INPUT ROWS:
/---

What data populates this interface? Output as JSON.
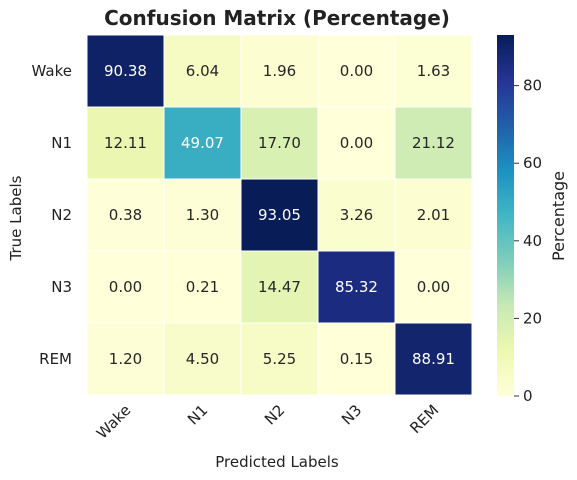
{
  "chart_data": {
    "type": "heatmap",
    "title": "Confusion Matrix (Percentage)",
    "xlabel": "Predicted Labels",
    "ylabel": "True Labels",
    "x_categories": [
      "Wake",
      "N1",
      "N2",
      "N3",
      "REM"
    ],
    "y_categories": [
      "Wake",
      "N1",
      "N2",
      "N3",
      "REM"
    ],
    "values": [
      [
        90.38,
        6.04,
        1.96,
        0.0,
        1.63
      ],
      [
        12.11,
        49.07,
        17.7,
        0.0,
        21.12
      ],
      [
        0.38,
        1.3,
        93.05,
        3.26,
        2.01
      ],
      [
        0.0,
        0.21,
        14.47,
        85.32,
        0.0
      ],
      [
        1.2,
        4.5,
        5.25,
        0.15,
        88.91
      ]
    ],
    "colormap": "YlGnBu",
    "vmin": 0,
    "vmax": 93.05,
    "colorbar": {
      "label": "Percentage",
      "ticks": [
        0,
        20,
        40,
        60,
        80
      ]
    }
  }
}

\---
/---

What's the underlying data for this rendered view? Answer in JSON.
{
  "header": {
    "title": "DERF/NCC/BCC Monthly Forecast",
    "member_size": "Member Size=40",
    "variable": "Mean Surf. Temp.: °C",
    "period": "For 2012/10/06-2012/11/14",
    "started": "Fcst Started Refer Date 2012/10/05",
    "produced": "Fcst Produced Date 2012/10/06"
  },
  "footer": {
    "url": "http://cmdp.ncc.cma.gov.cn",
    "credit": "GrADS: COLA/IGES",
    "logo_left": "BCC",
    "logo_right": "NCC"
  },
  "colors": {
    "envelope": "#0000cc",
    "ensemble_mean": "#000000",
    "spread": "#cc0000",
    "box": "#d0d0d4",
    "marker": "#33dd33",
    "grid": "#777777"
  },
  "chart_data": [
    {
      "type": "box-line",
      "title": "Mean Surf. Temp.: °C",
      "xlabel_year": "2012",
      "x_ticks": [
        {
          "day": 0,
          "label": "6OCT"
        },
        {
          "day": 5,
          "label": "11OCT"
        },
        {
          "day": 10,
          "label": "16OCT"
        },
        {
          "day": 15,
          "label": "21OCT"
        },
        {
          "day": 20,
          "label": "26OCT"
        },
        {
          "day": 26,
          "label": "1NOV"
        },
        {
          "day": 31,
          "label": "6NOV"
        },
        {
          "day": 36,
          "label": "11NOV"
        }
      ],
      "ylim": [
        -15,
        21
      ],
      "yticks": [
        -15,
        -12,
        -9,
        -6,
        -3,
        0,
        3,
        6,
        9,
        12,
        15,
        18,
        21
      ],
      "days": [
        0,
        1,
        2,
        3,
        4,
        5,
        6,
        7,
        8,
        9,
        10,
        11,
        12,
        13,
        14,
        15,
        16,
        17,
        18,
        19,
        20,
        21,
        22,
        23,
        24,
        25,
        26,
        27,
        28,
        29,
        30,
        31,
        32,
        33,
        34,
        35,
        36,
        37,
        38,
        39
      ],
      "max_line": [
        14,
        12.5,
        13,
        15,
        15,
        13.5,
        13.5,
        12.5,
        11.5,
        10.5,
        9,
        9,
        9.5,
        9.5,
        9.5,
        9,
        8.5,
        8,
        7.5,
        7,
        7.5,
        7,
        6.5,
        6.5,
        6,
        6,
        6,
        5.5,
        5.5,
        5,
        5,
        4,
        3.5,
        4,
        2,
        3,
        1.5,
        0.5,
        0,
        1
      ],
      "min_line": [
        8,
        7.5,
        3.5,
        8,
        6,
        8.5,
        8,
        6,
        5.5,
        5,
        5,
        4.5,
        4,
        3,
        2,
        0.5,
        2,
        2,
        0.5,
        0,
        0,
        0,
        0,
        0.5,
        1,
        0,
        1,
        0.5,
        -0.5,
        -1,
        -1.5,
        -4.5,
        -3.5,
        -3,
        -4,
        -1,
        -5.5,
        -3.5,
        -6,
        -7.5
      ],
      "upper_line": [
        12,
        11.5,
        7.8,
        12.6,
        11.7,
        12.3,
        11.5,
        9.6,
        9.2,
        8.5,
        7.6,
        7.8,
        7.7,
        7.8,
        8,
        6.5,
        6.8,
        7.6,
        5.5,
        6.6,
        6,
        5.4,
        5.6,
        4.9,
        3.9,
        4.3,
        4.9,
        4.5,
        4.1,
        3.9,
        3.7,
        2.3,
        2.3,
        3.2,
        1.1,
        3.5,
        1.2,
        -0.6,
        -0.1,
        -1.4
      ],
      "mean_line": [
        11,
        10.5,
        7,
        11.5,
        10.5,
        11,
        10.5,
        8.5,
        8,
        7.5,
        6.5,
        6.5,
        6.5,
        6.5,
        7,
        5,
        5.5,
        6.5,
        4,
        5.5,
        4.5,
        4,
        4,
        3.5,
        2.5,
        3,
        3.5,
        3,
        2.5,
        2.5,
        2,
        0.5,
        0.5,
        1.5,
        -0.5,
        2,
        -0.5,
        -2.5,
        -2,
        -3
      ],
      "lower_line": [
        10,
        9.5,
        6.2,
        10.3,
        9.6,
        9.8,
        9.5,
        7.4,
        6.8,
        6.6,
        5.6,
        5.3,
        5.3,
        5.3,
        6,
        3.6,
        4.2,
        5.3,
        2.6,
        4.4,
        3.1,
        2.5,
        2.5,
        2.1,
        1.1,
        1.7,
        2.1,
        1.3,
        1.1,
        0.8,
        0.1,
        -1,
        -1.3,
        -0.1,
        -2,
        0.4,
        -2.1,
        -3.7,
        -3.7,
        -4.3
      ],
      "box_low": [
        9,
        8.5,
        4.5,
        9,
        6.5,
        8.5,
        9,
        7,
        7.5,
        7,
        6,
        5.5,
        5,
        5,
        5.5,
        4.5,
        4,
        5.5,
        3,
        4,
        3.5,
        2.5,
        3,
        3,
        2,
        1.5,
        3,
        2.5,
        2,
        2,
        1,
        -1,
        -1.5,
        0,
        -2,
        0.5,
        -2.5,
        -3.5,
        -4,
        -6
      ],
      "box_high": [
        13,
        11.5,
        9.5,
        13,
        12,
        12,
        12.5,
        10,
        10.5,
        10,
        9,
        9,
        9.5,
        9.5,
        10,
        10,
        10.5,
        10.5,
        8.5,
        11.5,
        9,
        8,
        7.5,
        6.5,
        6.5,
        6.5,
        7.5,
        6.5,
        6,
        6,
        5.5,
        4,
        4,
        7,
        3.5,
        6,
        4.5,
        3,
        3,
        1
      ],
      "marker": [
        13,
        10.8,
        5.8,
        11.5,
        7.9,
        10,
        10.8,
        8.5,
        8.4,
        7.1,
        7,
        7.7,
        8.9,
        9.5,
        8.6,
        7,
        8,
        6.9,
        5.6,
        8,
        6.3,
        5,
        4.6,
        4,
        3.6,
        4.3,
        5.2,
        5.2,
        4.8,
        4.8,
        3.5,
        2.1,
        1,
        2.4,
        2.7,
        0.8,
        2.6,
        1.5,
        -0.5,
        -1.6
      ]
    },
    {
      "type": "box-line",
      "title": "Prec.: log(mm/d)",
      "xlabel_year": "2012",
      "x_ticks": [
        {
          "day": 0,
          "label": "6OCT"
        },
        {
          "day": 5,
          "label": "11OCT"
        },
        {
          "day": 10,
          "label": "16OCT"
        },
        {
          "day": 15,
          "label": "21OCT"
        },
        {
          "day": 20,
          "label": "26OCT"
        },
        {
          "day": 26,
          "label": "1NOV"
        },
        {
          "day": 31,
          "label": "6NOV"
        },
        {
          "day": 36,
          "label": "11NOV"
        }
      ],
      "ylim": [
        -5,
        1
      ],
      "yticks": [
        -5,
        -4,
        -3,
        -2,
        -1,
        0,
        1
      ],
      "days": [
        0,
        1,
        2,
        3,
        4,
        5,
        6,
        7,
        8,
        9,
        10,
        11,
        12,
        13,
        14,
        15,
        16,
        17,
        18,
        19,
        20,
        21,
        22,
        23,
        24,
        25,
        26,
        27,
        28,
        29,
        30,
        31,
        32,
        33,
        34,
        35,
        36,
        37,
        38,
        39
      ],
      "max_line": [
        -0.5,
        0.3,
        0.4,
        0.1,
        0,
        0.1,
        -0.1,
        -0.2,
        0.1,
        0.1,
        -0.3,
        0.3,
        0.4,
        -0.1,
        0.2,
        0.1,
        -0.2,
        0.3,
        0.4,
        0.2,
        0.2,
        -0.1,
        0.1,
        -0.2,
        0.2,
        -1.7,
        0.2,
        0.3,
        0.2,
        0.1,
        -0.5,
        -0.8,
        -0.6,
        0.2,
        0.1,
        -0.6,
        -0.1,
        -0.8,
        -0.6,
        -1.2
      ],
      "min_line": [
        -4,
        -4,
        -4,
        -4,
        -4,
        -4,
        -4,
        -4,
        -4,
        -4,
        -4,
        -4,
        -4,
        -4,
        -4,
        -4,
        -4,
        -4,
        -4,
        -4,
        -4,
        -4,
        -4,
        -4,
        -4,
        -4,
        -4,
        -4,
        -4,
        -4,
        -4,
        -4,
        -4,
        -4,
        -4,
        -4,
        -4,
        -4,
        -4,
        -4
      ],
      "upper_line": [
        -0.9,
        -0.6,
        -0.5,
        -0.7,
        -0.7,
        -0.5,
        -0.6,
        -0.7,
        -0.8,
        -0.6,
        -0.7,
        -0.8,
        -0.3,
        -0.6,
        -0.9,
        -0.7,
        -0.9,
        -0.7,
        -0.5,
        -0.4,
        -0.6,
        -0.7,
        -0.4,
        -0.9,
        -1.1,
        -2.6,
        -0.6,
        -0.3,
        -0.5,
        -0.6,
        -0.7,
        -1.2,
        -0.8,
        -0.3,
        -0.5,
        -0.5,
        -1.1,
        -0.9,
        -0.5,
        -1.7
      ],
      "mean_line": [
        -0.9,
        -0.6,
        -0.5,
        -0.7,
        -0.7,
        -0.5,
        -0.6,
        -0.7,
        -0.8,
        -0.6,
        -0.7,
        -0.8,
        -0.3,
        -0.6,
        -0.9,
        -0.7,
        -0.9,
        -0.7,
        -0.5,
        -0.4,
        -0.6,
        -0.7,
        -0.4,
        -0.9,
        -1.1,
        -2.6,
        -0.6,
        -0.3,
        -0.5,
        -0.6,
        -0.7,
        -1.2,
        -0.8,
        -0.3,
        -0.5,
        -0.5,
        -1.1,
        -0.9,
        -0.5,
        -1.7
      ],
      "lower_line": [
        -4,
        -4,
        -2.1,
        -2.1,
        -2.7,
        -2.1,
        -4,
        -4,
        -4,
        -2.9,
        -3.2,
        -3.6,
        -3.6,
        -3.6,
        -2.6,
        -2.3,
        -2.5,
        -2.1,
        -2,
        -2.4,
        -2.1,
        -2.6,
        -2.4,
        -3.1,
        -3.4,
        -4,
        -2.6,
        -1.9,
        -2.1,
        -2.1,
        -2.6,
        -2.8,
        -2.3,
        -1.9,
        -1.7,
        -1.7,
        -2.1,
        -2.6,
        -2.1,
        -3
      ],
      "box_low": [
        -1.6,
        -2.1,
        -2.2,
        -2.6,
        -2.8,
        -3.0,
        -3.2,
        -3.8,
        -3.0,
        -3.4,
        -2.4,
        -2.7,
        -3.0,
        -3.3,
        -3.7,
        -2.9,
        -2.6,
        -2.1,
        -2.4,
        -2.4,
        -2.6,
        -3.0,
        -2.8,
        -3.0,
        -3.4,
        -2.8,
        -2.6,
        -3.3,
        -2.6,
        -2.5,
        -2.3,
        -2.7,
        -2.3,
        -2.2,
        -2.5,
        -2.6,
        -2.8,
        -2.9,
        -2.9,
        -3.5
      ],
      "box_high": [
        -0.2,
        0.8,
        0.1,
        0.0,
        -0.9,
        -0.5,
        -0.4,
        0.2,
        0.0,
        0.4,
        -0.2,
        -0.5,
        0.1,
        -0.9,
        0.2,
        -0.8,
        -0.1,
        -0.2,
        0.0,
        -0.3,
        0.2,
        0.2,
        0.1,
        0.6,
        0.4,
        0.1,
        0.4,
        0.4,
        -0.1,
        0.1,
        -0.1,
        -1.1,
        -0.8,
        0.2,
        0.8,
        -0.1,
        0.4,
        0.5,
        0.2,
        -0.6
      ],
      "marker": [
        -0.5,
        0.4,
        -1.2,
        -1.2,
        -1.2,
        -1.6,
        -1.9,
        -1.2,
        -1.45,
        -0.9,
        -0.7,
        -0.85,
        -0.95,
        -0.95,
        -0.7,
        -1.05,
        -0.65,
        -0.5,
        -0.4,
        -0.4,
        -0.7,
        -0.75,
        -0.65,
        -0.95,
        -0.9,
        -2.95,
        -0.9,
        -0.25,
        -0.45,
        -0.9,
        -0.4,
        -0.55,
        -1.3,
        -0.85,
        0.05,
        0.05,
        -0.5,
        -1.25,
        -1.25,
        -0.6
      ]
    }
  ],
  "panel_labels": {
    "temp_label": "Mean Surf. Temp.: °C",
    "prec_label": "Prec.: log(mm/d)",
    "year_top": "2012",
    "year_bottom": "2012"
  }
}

\---

Figure out how many lines above include the string "this", then report that number and nothing else.

2